AIM OF THE TASK: Set down the material below in full, matching it exactly.

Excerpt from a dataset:
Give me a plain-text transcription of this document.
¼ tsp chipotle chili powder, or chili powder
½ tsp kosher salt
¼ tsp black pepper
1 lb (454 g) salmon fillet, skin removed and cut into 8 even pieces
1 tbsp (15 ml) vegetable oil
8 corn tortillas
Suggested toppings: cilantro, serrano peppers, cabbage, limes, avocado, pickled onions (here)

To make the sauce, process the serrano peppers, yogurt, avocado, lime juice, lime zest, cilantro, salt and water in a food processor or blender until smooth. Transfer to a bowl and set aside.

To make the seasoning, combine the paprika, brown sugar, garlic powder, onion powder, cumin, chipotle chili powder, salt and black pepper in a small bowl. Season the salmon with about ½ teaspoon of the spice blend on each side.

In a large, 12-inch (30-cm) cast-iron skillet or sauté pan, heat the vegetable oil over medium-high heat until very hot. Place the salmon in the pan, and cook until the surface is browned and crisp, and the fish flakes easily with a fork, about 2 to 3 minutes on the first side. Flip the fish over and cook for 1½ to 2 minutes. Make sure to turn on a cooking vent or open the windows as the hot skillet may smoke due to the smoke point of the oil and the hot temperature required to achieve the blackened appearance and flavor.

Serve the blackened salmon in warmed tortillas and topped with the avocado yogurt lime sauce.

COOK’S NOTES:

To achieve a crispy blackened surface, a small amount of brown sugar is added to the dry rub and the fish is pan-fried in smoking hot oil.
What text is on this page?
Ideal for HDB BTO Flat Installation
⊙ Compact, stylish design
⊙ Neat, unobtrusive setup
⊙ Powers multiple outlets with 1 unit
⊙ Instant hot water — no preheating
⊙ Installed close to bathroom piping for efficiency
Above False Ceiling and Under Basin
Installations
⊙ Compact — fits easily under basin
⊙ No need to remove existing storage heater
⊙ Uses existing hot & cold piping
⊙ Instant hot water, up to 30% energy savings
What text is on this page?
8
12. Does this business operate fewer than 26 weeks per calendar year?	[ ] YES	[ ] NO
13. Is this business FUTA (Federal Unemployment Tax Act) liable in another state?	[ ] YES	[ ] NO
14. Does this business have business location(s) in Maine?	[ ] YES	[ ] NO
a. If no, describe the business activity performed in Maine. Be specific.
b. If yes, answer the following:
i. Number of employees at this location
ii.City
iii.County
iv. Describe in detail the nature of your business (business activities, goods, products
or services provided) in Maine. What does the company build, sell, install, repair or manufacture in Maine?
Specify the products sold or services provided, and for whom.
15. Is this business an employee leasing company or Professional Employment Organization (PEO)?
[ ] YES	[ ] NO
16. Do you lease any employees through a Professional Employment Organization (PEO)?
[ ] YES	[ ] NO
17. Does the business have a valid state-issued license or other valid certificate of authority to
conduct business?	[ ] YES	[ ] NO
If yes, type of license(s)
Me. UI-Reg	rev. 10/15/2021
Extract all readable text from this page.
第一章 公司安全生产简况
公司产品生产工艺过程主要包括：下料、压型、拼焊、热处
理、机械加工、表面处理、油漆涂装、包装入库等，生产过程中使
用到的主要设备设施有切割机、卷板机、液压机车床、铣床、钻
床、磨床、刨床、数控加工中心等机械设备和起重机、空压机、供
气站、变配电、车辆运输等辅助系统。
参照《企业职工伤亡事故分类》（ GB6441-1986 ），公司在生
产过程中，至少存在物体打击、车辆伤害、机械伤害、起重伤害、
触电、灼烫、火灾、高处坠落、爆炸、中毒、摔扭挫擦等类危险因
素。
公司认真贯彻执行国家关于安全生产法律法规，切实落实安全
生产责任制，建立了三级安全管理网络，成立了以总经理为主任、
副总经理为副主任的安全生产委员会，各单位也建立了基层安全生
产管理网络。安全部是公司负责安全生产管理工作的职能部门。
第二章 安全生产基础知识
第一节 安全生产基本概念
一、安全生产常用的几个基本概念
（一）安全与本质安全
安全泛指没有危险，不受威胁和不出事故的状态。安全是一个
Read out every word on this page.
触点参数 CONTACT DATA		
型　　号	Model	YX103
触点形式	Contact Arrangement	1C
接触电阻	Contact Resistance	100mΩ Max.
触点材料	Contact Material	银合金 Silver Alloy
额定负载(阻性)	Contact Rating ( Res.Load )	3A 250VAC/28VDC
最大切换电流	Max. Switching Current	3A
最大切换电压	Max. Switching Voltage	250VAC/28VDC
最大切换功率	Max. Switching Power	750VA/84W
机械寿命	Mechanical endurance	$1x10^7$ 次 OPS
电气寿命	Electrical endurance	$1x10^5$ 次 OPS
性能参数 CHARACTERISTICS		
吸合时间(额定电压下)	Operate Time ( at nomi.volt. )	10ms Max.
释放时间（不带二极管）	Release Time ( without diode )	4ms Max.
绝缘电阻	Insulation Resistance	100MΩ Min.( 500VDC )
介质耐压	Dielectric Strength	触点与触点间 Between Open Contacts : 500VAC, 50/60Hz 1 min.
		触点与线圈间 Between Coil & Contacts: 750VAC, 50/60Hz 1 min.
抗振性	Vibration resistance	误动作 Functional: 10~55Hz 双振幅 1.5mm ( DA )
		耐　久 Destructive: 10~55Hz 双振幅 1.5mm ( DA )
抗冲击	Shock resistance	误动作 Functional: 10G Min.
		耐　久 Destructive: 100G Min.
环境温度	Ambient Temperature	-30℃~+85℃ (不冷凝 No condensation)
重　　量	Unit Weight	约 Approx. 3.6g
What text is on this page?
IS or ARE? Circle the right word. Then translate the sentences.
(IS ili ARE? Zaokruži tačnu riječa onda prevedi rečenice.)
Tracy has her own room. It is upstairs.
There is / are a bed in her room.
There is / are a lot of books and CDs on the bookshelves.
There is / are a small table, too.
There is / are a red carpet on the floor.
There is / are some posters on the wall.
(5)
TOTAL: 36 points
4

RESPONSE TO THE EXERCISE:
Give me a plain-text transcription of this document.
¼ tsp chipotle chili powder, or chili powder
½ tsp kosher salt
¼ tsp black pepper
1 lb (454 g) salmon fillet, skin removed and cut into 8 even pieces
1 tbsp (15 ml) vegetable oil
8 corn tortillas
Suggested toppings: cilantro, serrano peppers, cabbage, limes, avocado, pickled onions (here)

To make the sauce, process the serrano peppers, yogurt, avocado, lime juice, lime zest, cilantro, salt and water in a food processor or blender until smooth. Transfer to a bowl and set aside.

To make the seasoning, combine the paprika, brown sugar, garlic powder, onion powder, cumin, chipotle chili powder, salt and black pepper in a small bowl. Season the salmon with about ½ teaspoon of the spice blend on each side.

In a large, 12-inch (30-cm) cast-iron skillet or sauté pan, heat the vegetable oil over medium-high heat until very hot. Place the salmon in the pan, and cook until the surface is browned and crisp, and the fish flakes easily with a fork, about 2 to 3 minutes on the first side. Flip the fish over and cook for 1½ to 2 minutes. Make sure to turn on a cooking vent or open the windows as the hot skillet may smoke due to the smoke point of the oil and the hot temperature required to achieve the blackened appearance and flavor.

Serve the blackened salmon in warmed tortillas and topped with the avocado yogurt lime sauce.

COOK’S NOTES:

To achieve a crispy blackened surface, a small amount of brown sugar is added to the dry rub and the fish is pan-fried in smoking hot oil.
What text is on this page?
Ideal for HDB BTO Flat Installation
⊙ Compact, stylish design
⊙ Neat, unobtrusive setup
⊙ Powers multiple outlets with 1 unit
⊙ Instant hot water — no preheating
⊙ Installed close to bathroom piping for efficiency
Above False Ceiling and Under Basin
Installations
⊙ Compact — fits easily under basin
⊙ No need to remove existing storage heater
⊙ Uses existing hot & cold piping
⊙ Instant hot water, up to 30% energy savings
What text is on this page?
8
12. Does this business operate fewer than 26 weeks per calendar year?	[ ] YES	[ ] NO
13. Is this business FUTA (Federal Unemployment Tax Act) liable in another state?	[ ] YES	[ ] NO
14. Does this business have business location(s) in Maine?	[ ] YES	[ ] NO
a. If no, describe the business activity performed in Maine. Be specific.
b. If yes, answer the following:
i. Number of employees at this location
ii.City
iii.County
iv. Describe in detail the nature of your business (business activities, goods, products
or services provided) in Maine. What does the company build, sell, install, repair or manufacture in Maine?
Specify the products sold or services provided, and for whom.
15. Is this business an employee leasing company or Professional Employment Organization (PEO)?
[ ] YES	[ ] NO
16. Do you lease any employees through a Professional Employment Organization (PEO)?
[ ] YES	[ ] NO
17. Does the business have a valid state-issued license or other valid certificate of authority to
conduct business?	[ ] YES	[ ] NO
If yes, type of license(s)
Me. UI-Reg	rev. 10/15/2021
Extract all readable text from this page.
第一章 公司安全生产简况
公司产品生产工艺过程主要包括：下料、压型、拼焊、热处
理、机械加工、表面处理、油漆涂装、包装入库等，生产过程中使
用到的主要设备设施有切割机、卷板机、液压机车床、铣床、钻
床、磨床、刨床、数控加工中心等机械设备和起重机、空压机、供
气站、变配电、车辆运输等辅助系统。
参照《企业职工伤亡事故分类》（ GB6441-1986 ），公司在生
产过程中，至少存在物体打击、车辆伤害、机械伤害、起重伤害、
触电、灼烫、火灾、高处坠落、爆炸、中毒、摔扭挫擦等类危险因
素。
公司认真贯彻执行国家关于安全生产法律法规，切实落实安全
生产责任制，建立了三级安全管理网络，成立了以总经理为主任、
副总经理为副主任的安全生产委员会，各单位也建立了基层安全生
产管理网络。安全部是公司负责安全生产管理工作的职能部门。
第二章 安全生产基础知识
第一节 安全生产基本概念
一、安全生产常用的几个基本概念
（一）安全与本质安全
安全泛指没有危险，不受威胁和不出事故的状态。安全是一个
Read out every word on this page.
触点参数 CONTACT DATA		
型　　号	Model	YX103
触点形式	Contact Arrangement	1C
接触电阻	Contact Resistance	100mΩ Max.
触点材料	Contact Material	银合金 Silver Alloy
额定负载(阻性)	Contact Rating ( Res.Load )	3A 250VAC/28VDC
最大切换电流	Max. Switching Current	3A
最大切换电压	Max. Switching Voltage	250VAC/28VDC
最大切换功率	Max. Switching Power	750VA/84W
机械寿命	Mechanical endurance	$1x10^7$ 次 OPS
电气寿命	Electrical endurance	$1x10^5$ 次 OPS
性能参数 CHARACTERISTICS		
吸合时间(额定电压下)	Operate Time ( at nomi.volt. )	10ms Max.
释放时间（不带二极管）	Release Time ( without diode )	4ms Max.
绝缘电阻	Insulation Resistance	100MΩ Min.( 500VDC )
介质耐压	Dielectric Strength	触点与触点间 Between Open Contacts : 500VAC, 50/60Hz 1 min.
		触点与线圈间 Between Coil & Contacts: 750VAC, 50/60Hz 1 min.
抗振性	Vibration resistance	误动作 Functional: 10~55Hz 双振幅 1.5mm ( DA )
		耐　久 Destructive: 10~55Hz 双振幅 1.5mm ( DA )
抗冲击	Shock resistance	误动作 Functional: 10G Min.
		耐　久 Destructive: 100G Min.
环境温度	Ambient Temperature	-30℃~+85℃ (不冷凝 No condensation)
重　　量	Unit Weight	约 Approx. 3.6g
What text is on this page?
IS or ARE? Circle the right word. Then translate the sentences.
(IS ili ARE? Zaokruži tačnu riječa onda prevedi rečenice.)
Tracy has her own room. It is upstairs.
There is / are a bed in her room.
There is / are a lot of books and CDs on the bookshelves.
There is / are a small table, too.
There is / are a red carpet on the floor.
There is / are some posters on the wall.
(5)
TOTAL: 36 points
4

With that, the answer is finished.